(WHAT YOU HAVE TO DO) Transcribe all of the data exactly. Omit the pictures.

(SOURCE RECORDS)
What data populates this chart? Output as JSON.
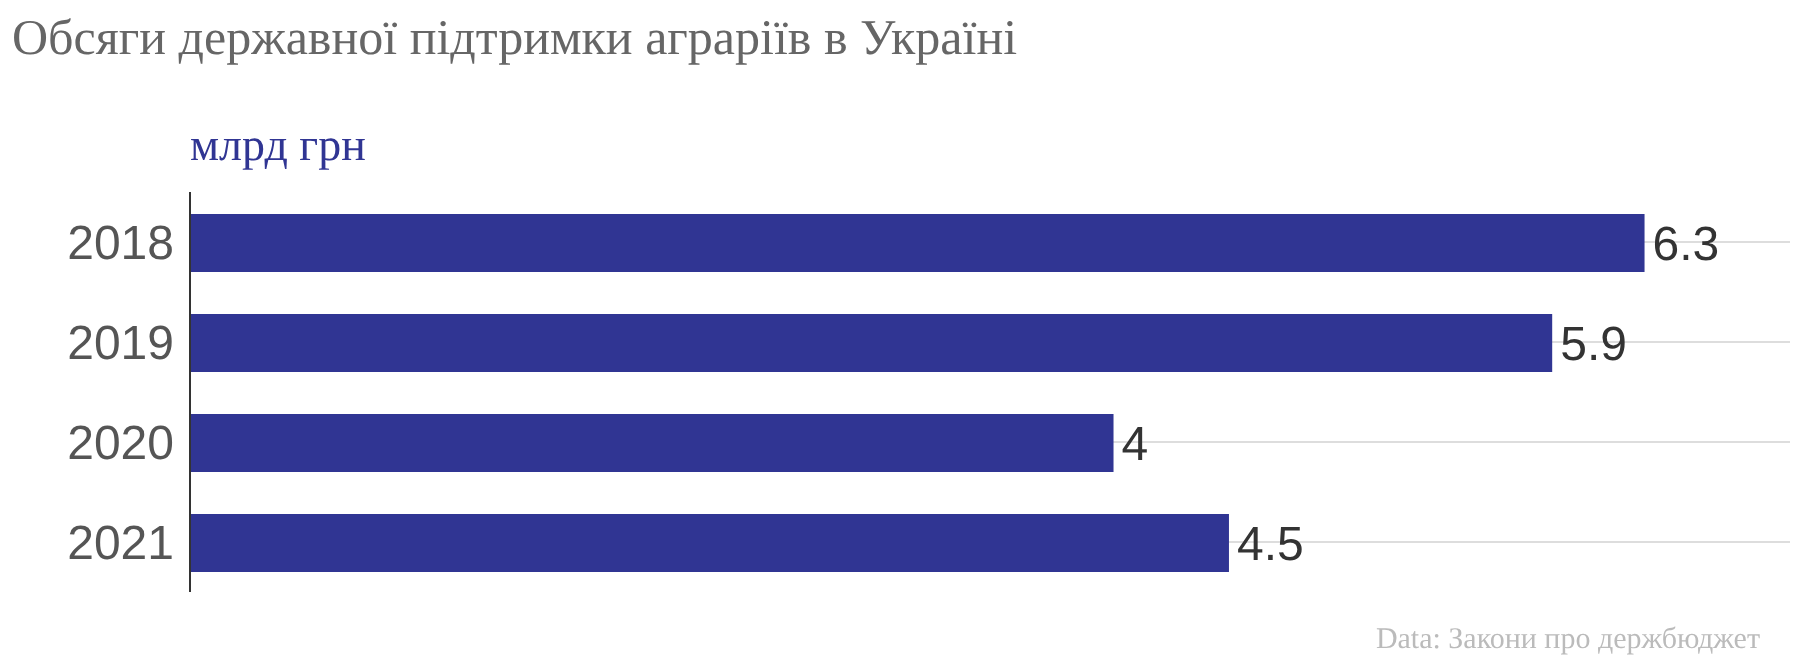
{
  "chart_data": {
    "type": "bar",
    "orientation": "horizontal",
    "title": "Обсяги державної підтримки аграріїв в Україні",
    "subtitle": "млрд грн",
    "categories": [
      "2018",
      "2019",
      "2020",
      "2021"
    ],
    "values": [
      6.3,
      5.9,
      4,
      4.5
    ],
    "color": "#303593",
    "data_labels": true,
    "grid": "y",
    "annotations": [
      "Data: Закони про держбюджет"
    ]
  }
}
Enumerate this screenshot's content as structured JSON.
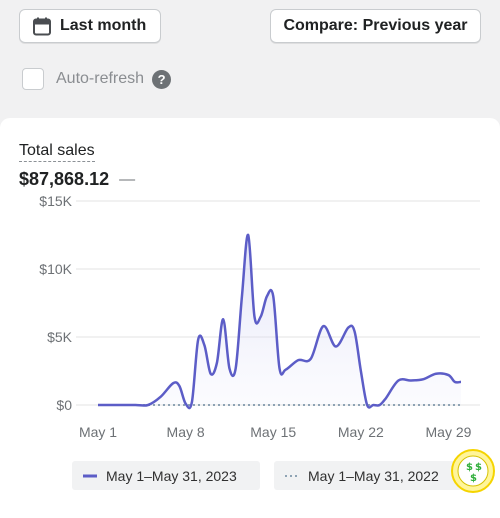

(RIGHT ANSWER)
What data populates this chart? Output as JSON.
{
  "chart_data": {
    "type": "bar",
    "orientation": "horizontal",
    "title": "Обсяги державної підтримки аграріїв в Україні",
    "subtitle": "млрд грн",
    "categories": [
      "2018",
      "2019",
      "2020",
      "2021"
    ],
    "values": [
      6.3,
      5.9,
      4,
      4.5
    ],
    "color": "#303593",
    "data_labels": true,
    "grid": "y",
    "annotations": [
      "Data: Закони про держбюджет"
    ]
  }
}
Enumerate this screenshot's content as structured JSON.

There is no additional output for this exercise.